▸ What to produce:
Repeat the entries below exactly as they appear, with no pictures.

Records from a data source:
■ ■ ■ ■ ■ ■ ■
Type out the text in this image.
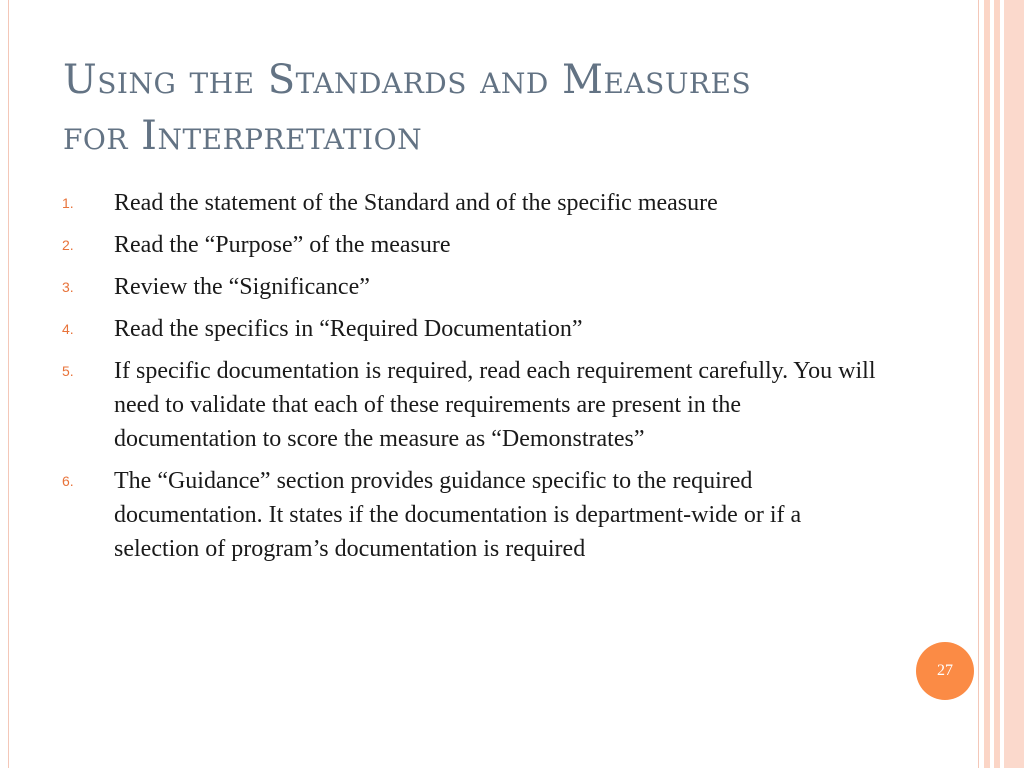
Using the Standards and Measures
for Interpretation
1.	Read the statement of the Standard and of the specific measure
2.	Read the “Purpose” of the measure
3.	Review the “Significance”
4.	Read the specifics in “Required Documentation”
5.	If specific documentation is required, read each requirement carefully. You will need to validate that each of these requirements are present in the documentation to score the measure as “Demonstrates”
6.	The “Guidance” section provides guidance specific to the required documentation. It states if the documentation is department-wide or if a selection of program’s documentation is required
27
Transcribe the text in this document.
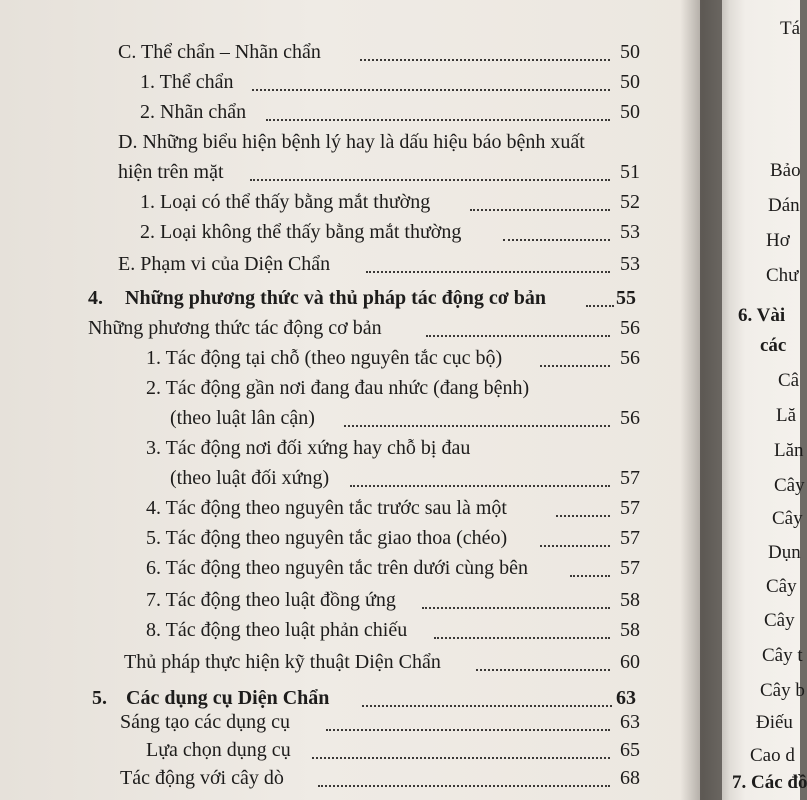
Tá
Bảo
Dán
Hơ
Chư
6. Vài
các
Câ
Lă
Lăn
Cây
Cây
Dụn
Cây
Cây
Cây t
Cây b
Điếu
Cao d
7. Các đồ
C. Thể chẩn – Nhãn chẩn	50
1. Thể chẩn	50
2. Nhãn chẩn	50
D. Những biểu hiện bệnh lý hay là dấu hiệu báo bệnh xuất
hiện trên mặt	51
1. Loại có thể thấy bằng mắt thường	52
2. Loại không thể thấy bằng mắt thường	53
E. Phạm vi của Diện Chẩn	53
4. Những phương thức và thủ pháp tác động cơ bản	55
Những phương thức tác động cơ bản	56
1. Tác động tại chỗ (theo nguyên tắc cục bộ)	56
2. Tác động gần nơi đang đau nhức (đang bệnh)
(theo luật lân cận)	56
3. Tác động nơi đối xứng hay chỗ bị đau
(theo luật đối xứng)	57
4. Tác động theo nguyên tắc trước sau là một	57
5. Tác động theo nguyên tắc giao thoa (chéo)	57
6. Tác động theo nguyên tắc trên dưới cùng bên	57
7. Tác động theo luật đồng ứng	58
8. Tác động theo luật phản chiếu	58
Thủ pháp thực hiện kỹ thuật Diện Chẩn	60
5. Các dụng cụ Diện Chẩn	63
Sáng tạo các dụng cụ	63
Lựa chọn dụng cụ	65
Tác động với cây dò	68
■ ■ ■ ■ ■ ■ ■
▸ The answer:
Type out the text in this image.
Using the Standards and Measures
for Interpretation
1.	Read the statement of the Standard and of the specific measure
2.	Read the “Purpose” of the measure
3.	Review the “Significance”
4.	Read the specifics in “Required Documentation”
5.	If specific documentation is required, read each requirement carefully. You will need to validate that each of these requirements are present in the documentation to score the measure as “Demonstrates”
6.	The “Guidance” section provides guidance specific to the required documentation. It states if the documentation is department-wide or if a selection of program’s documentation is required
27
Transcribe the text in this document.
Tá
Bảo
Dán
Hơ
Chư
6. Vài
các
Câ
Lă
Lăn
Cây
Cây
Dụn
Cây
Cây
Cây t
Cây b
Điếu
Cao d
7. Các đồ
C. Thể chẩn – Nhãn chẩn	50
1. Thể chẩn	50
2. Nhãn chẩn	50
D. Những biểu hiện bệnh lý hay là dấu hiệu báo bệnh xuất
hiện trên mặt	51
1. Loại có thể thấy bằng mắt thường	52
2. Loại không thể thấy bằng mắt thường	53
E. Phạm vi của Diện Chẩn	53
4. Những phương thức và thủ pháp tác động cơ bản	55
Những phương thức tác động cơ bản	56
1. Tác động tại chỗ (theo nguyên tắc cục bộ)	56
2. Tác động gần nơi đang đau nhức (đang bệnh)
(theo luật lân cận)	56
3. Tác động nơi đối xứng hay chỗ bị đau
(theo luật đối xứng)	57
4. Tác động theo nguyên tắc trước sau là một	57
5. Tác động theo nguyên tắc giao thoa (chéo)	57
6. Tác động theo nguyên tắc trên dưới cùng bên	57
7. Tác động theo luật đồng ứng	58
8. Tác động theo luật phản chiếu	58
Thủ pháp thực hiện kỹ thuật Diện Chẩn	60
5. Các dụng cụ Diện Chẩn	63
Sáng tạo các dụng cụ	63
Lựa chọn dụng cụ	65
Tác động với cây dò	68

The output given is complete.